◆ **Work to complete**:
Extract, from the listing that follows, each line containing the word "assigned".

◆ **Records**:
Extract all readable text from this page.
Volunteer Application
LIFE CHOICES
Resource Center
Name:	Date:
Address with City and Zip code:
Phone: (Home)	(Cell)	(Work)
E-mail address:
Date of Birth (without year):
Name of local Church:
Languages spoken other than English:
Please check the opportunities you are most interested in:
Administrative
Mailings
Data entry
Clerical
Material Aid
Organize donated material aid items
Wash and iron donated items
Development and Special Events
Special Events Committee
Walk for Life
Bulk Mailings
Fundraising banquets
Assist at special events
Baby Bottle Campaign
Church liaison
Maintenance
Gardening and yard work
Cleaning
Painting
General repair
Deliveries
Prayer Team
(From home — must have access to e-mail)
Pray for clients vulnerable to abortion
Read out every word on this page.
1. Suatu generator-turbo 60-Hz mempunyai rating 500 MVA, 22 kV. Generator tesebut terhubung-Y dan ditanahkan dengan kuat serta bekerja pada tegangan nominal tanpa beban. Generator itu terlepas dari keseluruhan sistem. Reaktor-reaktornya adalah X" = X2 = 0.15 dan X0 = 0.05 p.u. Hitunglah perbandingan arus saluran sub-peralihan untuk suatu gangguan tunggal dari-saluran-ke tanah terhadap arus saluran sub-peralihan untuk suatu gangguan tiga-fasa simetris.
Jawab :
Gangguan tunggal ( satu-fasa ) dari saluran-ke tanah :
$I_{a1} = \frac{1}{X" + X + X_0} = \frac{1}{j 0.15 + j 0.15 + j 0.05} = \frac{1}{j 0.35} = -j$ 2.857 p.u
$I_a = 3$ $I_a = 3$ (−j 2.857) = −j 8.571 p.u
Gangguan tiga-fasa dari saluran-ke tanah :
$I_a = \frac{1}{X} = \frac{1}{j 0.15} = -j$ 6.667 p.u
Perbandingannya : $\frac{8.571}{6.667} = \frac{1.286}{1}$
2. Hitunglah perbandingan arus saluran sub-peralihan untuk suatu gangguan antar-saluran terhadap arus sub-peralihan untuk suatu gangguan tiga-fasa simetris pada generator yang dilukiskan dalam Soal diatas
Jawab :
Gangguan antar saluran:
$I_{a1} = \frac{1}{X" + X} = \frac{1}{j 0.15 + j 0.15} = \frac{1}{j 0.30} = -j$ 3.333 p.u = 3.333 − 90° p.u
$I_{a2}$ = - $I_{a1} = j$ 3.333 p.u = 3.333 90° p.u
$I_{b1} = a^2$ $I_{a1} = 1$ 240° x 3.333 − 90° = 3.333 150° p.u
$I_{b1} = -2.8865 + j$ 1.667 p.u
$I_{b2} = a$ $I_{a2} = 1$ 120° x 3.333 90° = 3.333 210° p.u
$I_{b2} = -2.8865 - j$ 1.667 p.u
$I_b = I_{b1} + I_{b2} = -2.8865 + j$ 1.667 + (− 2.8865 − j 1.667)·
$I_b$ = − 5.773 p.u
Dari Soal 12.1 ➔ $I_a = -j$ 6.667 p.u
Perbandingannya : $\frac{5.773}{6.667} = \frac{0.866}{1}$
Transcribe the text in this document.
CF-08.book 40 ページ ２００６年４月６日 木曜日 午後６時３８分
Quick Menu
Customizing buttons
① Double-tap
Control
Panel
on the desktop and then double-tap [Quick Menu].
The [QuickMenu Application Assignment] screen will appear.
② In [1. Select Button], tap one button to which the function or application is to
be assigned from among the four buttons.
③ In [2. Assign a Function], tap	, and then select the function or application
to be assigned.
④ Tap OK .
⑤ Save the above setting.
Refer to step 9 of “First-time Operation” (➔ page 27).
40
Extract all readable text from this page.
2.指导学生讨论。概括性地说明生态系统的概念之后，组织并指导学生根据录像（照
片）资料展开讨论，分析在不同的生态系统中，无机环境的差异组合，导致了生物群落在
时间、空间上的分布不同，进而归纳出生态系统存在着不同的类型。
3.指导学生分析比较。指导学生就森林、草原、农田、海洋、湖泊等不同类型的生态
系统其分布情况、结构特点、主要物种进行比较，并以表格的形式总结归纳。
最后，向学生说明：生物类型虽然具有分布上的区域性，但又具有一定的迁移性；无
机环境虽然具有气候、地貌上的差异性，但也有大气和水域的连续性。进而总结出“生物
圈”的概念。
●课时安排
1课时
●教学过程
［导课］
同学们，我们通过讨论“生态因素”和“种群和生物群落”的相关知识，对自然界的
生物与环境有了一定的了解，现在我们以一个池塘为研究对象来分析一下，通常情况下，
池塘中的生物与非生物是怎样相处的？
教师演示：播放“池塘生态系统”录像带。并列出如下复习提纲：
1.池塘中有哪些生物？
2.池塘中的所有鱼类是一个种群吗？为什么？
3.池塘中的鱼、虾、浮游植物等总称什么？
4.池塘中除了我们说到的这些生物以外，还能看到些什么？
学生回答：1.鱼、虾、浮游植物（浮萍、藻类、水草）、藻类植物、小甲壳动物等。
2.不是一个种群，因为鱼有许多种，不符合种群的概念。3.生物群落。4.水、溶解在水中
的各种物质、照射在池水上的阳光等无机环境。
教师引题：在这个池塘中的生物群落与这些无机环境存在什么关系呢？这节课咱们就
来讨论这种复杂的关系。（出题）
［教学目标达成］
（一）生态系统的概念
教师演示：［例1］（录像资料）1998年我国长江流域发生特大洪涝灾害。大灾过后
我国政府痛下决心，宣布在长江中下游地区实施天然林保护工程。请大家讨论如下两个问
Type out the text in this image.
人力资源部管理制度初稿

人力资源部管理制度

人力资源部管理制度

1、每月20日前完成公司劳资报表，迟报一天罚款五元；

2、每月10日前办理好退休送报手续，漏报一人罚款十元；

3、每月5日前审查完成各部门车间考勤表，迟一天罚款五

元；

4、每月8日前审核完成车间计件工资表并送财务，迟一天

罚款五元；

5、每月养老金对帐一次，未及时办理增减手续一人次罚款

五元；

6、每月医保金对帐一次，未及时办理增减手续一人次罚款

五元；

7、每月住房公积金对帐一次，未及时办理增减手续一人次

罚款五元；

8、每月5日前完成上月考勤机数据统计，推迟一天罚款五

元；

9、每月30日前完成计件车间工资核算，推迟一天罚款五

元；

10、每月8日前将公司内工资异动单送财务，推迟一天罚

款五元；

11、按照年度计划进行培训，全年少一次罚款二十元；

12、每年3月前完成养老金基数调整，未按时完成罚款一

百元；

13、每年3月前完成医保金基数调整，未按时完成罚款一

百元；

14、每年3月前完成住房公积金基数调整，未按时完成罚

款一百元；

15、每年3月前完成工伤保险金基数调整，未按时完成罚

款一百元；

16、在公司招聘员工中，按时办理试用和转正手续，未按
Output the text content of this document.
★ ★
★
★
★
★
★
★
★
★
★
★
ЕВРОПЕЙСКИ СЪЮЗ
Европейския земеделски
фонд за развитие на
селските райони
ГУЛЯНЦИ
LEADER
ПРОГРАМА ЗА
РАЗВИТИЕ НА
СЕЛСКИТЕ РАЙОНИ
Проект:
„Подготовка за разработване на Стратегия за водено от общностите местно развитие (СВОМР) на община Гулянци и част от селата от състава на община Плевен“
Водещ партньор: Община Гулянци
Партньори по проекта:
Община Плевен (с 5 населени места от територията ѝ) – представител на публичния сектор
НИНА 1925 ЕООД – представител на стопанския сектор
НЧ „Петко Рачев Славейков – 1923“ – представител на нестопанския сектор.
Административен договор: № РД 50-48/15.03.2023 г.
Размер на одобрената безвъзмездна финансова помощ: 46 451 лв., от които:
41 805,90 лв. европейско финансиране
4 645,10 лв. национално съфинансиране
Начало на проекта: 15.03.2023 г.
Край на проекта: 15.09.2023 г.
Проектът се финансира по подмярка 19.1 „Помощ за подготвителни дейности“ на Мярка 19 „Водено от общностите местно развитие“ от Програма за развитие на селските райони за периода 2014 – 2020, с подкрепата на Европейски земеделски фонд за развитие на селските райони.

◆ **Full output**:
be assigned from among the four buttons.
to be assigned.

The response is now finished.